- [Data records]
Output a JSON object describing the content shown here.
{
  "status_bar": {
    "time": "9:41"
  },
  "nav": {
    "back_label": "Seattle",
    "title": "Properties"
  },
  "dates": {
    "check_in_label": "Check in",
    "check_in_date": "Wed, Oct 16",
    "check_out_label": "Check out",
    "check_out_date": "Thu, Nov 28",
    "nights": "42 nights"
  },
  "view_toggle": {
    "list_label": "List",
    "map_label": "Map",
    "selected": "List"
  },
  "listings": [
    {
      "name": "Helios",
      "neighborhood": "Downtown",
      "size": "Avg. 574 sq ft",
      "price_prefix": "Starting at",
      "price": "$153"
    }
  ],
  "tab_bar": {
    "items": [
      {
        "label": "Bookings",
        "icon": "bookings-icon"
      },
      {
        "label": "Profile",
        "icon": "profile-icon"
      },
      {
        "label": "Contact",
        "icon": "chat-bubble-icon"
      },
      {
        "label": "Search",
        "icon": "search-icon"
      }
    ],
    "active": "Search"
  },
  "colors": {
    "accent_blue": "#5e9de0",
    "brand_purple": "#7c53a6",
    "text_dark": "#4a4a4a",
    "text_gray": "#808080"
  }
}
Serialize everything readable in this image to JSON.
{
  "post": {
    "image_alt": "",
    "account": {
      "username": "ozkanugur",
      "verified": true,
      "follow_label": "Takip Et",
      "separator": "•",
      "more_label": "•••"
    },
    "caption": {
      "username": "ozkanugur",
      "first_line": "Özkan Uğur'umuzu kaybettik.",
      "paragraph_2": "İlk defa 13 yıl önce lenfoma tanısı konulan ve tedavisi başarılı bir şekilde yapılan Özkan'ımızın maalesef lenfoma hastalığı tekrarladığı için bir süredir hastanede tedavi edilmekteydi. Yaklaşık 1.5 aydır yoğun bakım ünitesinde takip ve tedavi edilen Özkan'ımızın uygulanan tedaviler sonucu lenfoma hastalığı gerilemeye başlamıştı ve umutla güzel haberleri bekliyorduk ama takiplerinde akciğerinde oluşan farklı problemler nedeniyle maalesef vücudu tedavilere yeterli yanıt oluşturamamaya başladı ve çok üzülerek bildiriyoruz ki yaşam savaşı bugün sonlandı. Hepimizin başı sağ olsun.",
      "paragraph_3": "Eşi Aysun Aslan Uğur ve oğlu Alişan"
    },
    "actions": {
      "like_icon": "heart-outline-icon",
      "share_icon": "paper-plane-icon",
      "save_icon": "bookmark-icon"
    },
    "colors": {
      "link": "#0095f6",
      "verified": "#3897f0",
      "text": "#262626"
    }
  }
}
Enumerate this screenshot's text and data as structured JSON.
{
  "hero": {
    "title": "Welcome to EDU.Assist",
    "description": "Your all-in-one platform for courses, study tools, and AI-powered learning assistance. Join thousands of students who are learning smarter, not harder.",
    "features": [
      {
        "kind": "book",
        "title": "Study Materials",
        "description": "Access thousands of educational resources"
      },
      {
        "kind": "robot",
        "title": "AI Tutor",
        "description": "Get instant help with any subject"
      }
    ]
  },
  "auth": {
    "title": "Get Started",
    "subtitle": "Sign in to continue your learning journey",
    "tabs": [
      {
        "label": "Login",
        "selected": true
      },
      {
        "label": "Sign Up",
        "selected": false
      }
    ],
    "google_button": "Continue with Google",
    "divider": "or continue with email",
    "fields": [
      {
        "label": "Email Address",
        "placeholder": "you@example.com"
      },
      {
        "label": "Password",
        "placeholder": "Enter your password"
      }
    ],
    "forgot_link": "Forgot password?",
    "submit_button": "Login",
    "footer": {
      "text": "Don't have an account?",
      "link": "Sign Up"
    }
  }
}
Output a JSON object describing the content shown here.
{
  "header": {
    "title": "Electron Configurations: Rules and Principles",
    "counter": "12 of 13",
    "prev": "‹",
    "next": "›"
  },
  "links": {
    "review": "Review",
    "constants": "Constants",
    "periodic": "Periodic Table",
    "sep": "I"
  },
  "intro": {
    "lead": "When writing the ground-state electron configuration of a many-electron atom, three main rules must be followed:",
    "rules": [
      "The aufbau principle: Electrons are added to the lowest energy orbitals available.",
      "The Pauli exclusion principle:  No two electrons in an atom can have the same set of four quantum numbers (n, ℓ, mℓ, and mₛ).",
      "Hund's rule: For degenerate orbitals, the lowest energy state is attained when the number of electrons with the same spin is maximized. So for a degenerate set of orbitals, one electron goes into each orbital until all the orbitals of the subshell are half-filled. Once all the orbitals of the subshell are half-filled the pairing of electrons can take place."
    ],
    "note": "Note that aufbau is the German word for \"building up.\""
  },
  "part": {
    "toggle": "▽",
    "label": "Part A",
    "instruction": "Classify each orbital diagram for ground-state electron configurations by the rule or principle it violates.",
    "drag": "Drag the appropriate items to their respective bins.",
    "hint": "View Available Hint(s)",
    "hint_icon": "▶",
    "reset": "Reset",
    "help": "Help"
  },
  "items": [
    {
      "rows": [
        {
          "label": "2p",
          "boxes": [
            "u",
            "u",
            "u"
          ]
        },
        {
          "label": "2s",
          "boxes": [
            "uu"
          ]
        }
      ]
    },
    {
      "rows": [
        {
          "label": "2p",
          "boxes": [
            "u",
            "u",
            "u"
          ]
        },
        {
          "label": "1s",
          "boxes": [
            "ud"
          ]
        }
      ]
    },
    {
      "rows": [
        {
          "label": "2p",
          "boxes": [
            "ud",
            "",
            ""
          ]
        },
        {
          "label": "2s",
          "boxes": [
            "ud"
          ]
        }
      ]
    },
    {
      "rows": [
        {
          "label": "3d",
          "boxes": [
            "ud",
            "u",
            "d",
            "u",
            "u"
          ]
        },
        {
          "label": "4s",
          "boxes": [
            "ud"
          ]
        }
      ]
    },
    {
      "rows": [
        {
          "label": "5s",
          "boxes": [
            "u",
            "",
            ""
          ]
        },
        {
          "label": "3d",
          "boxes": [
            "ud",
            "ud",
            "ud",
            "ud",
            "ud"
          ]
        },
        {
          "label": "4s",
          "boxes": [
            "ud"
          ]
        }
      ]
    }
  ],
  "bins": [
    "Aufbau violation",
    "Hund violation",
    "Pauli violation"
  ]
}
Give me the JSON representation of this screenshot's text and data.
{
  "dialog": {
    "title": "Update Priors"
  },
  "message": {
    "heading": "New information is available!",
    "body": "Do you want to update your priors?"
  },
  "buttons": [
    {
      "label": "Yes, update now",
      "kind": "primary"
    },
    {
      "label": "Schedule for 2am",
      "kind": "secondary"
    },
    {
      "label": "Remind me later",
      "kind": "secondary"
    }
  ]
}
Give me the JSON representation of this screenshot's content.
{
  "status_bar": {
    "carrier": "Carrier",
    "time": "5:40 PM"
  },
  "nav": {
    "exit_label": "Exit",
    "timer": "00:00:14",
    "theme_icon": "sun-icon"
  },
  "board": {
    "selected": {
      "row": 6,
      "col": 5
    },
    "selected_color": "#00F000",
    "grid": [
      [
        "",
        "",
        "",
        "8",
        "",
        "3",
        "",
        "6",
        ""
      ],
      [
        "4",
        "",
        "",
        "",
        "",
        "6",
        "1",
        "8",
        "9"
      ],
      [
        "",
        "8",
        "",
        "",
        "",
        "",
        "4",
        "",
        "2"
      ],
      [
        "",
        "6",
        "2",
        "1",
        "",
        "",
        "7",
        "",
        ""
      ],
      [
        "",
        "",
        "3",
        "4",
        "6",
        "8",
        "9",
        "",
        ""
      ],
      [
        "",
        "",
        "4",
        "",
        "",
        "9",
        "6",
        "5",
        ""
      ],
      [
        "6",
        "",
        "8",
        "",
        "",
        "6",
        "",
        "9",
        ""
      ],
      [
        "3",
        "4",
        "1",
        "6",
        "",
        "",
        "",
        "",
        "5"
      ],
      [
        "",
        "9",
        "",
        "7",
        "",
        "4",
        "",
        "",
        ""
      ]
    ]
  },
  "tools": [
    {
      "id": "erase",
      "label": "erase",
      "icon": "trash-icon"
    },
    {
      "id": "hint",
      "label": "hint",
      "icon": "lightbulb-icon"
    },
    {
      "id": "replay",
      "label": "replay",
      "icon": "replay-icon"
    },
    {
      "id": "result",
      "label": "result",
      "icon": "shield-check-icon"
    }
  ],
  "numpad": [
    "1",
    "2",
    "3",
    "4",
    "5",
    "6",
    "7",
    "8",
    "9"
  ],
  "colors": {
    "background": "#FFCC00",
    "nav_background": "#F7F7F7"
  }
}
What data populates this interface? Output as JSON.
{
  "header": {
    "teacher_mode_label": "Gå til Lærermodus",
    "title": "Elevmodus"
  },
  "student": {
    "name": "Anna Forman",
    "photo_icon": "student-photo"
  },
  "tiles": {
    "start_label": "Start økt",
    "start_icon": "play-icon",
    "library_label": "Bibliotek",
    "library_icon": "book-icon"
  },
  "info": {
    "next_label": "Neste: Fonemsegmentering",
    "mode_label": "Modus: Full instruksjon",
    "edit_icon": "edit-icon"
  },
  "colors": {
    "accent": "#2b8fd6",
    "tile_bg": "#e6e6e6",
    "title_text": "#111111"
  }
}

- [The request]
Select every line above that contains the word "this", and copy it.

- [Answer in full]
Serialize everything readable in this image to JSON.
Enumerate this screenshot's text and data as structured JSON.
Give me the JSON representation of this screenshot's text and data.
Give me the JSON representation of this screenshot's content.
What data populates this interface? Output as JSON.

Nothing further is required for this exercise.